• Rows from a dataset
───
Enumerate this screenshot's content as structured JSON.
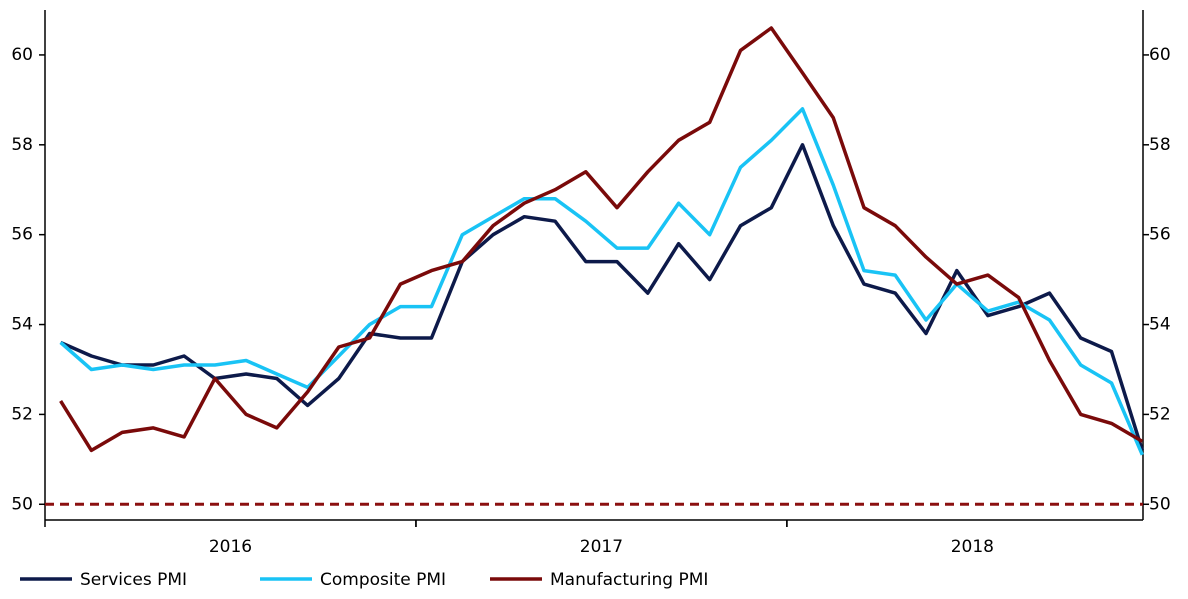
{
  "chart_data": {
    "type": "line",
    "x": [
      2016.042,
      2016.125,
      2016.208,
      2016.292,
      2016.375,
      2016.458,
      2016.542,
      2016.625,
      2016.708,
      2016.792,
      2016.875,
      2016.958,
      2017.042,
      2017.125,
      2017.208,
      2017.292,
      2017.375,
      2017.458,
      2017.542,
      2017.625,
      2017.708,
      2017.792,
      2017.875,
      2017.958,
      2018.042,
      2018.125,
      2018.208,
      2018.292,
      2018.375,
      2018.458,
      2018.542,
      2018.625,
      2018.708,
      2018.792,
      2018.875,
      2018.958
    ],
    "series": [
      {
        "name": "Services PMI",
        "color": "#0d1a4a",
        "values": [
          53.6,
          53.3,
          53.1,
          53.1,
          53.3,
          52.8,
          52.9,
          52.8,
          52.2,
          52.8,
          53.8,
          53.7,
          53.7,
          55.4,
          56.0,
          56.4,
          56.3,
          55.4,
          55.4,
          54.7,
          55.8,
          55.0,
          56.2,
          56.6,
          58.0,
          56.2,
          54.9,
          54.7,
          53.8,
          55.2,
          54.2,
          54.4,
          54.7,
          53.7,
          53.4,
          51.2
        ]
      },
      {
        "name": "Composite PMI",
        "color": "#19c3f5",
        "values": [
          53.6,
          53.0,
          53.1,
          53.0,
          53.1,
          53.1,
          53.2,
          52.9,
          52.6,
          53.3,
          54.0,
          54.4,
          54.4,
          56.0,
          56.4,
          56.8,
          56.8,
          56.3,
          55.7,
          55.7,
          56.7,
          56.0,
          57.5,
          58.1,
          58.8,
          57.1,
          55.2,
          55.1,
          54.1,
          54.9,
          54.3,
          54.5,
          54.1,
          53.1,
          52.7,
          51.1
        ]
      },
      {
        "name": "Manufacturing PMI",
        "color": "#7a0a0a",
        "values": [
          52.3,
          51.2,
          51.6,
          51.7,
          51.5,
          52.8,
          52.0,
          51.7,
          52.5,
          53.5,
          53.7,
          54.9,
          55.2,
          55.4,
          56.2,
          56.7,
          57.0,
          57.4,
          56.6,
          57.4,
          58.1,
          58.5,
          60.1,
          60.6,
          59.6,
          58.6,
          56.6,
          56.2,
          55.5,
          54.9,
          55.1,
          54.6,
          53.2,
          52.0,
          51.8,
          51.4
        ]
      }
    ],
    "xlim": [
      2016,
      2018.96
    ],
    "xticks": [
      {
        "value": 2016.5,
        "label": "2016"
      },
      {
        "value": 2017.5,
        "label": "2017"
      },
      {
        "value": 2018.5,
        "label": "2018"
      }
    ],
    "ylim": [
      49.65,
      61
    ],
    "yticks": [
      50,
      52,
      54,
      56,
      58,
      60
    ],
    "y2lim": [
      49.65,
      61
    ],
    "y2ticks": [
      50,
      52,
      54,
      56,
      58,
      60
    ],
    "reference_line": {
      "value": 50,
      "color": "#8b1010"
    },
    "legend": "bottom-left"
  }
}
───
• STATED TASK
Scan the listing above. Collect all lines with the word "name".

• ANSWER TO THE PROBLEM
        "name": "Services PMI",
        "name": "Composite PMI",
        "name": "Manufacturing PMI",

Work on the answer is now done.